| Data section |
---*---

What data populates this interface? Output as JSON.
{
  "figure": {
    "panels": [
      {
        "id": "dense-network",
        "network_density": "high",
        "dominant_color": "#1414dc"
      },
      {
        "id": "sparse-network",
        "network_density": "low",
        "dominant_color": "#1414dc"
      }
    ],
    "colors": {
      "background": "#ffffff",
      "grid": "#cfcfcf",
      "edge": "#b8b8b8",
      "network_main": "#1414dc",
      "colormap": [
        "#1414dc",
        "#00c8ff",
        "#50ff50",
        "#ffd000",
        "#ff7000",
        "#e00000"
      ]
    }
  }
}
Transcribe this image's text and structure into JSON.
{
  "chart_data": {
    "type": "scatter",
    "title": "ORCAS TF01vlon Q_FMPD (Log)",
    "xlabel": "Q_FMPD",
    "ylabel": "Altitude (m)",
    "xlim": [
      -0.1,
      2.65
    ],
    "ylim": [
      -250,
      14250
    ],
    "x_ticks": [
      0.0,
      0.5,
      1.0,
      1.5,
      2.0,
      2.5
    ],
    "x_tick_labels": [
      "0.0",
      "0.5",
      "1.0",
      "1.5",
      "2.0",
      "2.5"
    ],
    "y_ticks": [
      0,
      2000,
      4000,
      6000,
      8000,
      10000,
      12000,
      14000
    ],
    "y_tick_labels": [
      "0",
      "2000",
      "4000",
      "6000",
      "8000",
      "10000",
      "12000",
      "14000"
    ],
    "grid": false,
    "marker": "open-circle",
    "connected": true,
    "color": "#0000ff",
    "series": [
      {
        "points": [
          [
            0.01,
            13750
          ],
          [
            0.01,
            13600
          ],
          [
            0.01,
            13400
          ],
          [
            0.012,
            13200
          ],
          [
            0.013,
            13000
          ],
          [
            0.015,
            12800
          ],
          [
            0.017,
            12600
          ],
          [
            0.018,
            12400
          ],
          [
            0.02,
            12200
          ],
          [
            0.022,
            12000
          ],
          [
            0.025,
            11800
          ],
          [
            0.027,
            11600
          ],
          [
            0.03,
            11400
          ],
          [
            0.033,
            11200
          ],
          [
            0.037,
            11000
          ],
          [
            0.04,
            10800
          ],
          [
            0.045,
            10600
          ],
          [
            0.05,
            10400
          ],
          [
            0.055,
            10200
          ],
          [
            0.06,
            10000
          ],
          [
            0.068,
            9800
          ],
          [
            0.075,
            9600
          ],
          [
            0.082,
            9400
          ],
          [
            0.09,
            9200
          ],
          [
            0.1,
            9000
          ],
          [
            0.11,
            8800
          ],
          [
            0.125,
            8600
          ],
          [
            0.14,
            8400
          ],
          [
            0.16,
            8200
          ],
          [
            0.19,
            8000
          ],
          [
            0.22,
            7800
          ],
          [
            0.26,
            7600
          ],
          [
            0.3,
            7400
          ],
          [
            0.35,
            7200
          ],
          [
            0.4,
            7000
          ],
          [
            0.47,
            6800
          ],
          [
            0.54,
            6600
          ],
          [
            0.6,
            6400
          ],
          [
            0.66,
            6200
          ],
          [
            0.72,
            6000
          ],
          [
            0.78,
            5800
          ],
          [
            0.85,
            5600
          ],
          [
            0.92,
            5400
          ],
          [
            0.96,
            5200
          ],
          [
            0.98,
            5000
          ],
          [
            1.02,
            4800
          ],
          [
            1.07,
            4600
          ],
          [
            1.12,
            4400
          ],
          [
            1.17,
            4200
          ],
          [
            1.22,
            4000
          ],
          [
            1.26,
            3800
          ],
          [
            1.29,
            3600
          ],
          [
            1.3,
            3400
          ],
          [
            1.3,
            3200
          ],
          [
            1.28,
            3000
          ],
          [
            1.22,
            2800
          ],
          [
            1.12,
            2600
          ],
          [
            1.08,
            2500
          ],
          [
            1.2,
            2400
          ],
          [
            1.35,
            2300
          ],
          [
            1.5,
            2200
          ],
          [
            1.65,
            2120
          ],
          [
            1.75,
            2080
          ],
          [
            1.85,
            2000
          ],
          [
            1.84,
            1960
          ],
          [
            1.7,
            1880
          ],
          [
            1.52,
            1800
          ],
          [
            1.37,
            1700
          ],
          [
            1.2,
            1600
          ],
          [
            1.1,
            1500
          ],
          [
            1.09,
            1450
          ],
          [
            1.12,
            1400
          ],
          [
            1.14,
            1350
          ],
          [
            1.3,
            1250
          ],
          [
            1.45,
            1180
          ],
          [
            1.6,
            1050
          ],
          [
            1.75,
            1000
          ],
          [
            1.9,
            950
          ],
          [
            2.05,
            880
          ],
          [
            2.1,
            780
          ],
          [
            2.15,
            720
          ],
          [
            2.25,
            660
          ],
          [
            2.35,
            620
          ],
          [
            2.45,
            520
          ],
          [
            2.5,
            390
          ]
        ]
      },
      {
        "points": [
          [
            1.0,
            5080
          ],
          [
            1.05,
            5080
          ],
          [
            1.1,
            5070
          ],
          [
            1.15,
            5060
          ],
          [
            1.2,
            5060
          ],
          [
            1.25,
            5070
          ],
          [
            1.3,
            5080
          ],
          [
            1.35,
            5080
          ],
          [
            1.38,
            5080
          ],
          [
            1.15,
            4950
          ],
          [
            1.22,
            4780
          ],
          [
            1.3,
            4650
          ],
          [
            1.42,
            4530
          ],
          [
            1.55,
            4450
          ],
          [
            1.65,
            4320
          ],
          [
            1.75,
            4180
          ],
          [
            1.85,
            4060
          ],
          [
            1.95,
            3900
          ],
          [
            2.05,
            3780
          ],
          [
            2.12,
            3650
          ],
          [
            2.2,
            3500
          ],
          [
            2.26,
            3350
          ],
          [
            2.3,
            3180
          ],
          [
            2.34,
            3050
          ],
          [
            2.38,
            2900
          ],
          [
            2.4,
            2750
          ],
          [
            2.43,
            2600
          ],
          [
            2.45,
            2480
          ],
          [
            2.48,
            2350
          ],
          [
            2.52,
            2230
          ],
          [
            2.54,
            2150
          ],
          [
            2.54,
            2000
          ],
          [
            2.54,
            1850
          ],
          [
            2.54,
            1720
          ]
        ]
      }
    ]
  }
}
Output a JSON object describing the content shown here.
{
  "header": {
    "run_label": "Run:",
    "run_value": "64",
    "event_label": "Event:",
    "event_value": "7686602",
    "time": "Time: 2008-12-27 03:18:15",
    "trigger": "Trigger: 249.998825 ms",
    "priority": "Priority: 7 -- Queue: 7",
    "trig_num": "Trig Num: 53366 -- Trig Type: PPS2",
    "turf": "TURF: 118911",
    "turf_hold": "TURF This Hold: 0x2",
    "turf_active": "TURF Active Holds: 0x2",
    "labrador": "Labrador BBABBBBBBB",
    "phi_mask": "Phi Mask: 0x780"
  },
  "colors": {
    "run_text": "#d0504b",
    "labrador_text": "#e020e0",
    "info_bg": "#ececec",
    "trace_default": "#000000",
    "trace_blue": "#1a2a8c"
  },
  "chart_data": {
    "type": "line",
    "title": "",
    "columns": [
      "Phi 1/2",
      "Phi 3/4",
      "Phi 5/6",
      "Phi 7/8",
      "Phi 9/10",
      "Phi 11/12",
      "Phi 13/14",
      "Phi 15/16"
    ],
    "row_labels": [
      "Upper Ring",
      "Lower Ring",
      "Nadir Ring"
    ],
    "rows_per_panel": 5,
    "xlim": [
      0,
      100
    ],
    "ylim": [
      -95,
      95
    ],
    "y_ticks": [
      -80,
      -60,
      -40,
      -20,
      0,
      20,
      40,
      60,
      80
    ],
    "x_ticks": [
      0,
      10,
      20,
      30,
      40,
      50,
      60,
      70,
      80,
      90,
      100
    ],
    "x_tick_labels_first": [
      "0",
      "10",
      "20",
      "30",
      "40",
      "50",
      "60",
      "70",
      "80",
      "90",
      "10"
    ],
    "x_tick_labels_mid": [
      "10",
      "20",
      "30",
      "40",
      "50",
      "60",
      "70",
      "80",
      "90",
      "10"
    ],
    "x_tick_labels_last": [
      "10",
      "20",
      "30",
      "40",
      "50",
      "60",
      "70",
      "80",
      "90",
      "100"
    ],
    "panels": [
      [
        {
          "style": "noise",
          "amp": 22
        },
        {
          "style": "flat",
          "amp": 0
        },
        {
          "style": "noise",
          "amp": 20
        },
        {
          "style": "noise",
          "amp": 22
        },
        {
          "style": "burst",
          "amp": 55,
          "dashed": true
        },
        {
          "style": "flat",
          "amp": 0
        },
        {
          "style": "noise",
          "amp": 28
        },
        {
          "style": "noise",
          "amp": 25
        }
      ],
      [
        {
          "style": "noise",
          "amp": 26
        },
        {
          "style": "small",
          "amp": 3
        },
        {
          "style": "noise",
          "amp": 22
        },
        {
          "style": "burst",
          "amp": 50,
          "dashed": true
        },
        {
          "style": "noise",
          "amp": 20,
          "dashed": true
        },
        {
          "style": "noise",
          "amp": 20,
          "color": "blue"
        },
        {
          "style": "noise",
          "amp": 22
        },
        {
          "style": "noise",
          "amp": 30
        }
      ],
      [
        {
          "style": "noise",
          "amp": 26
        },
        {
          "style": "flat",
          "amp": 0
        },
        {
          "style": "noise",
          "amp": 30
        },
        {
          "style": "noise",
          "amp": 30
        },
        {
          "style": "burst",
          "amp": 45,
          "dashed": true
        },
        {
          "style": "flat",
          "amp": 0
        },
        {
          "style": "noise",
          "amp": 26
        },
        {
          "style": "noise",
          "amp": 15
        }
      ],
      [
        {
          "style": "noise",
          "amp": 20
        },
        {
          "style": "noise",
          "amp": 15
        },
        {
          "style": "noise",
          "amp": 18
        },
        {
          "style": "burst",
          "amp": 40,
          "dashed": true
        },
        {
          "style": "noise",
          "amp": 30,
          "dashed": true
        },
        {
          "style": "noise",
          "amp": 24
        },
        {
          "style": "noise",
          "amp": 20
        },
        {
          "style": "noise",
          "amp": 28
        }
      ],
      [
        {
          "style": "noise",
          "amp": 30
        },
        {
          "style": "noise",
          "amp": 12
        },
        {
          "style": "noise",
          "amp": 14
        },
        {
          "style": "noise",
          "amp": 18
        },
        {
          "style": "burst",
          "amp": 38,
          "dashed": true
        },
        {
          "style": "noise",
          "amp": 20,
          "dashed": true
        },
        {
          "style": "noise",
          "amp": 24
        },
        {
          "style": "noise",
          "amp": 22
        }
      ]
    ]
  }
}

---*---

| To be done |
Select the lines in this material that hold the word "JSON", leaving none out.

| Problem solution |
What data populates this interface? Output as JSON.
Transcribe this image's text and structure into JSON.
Output a JSON object describing the content shown here.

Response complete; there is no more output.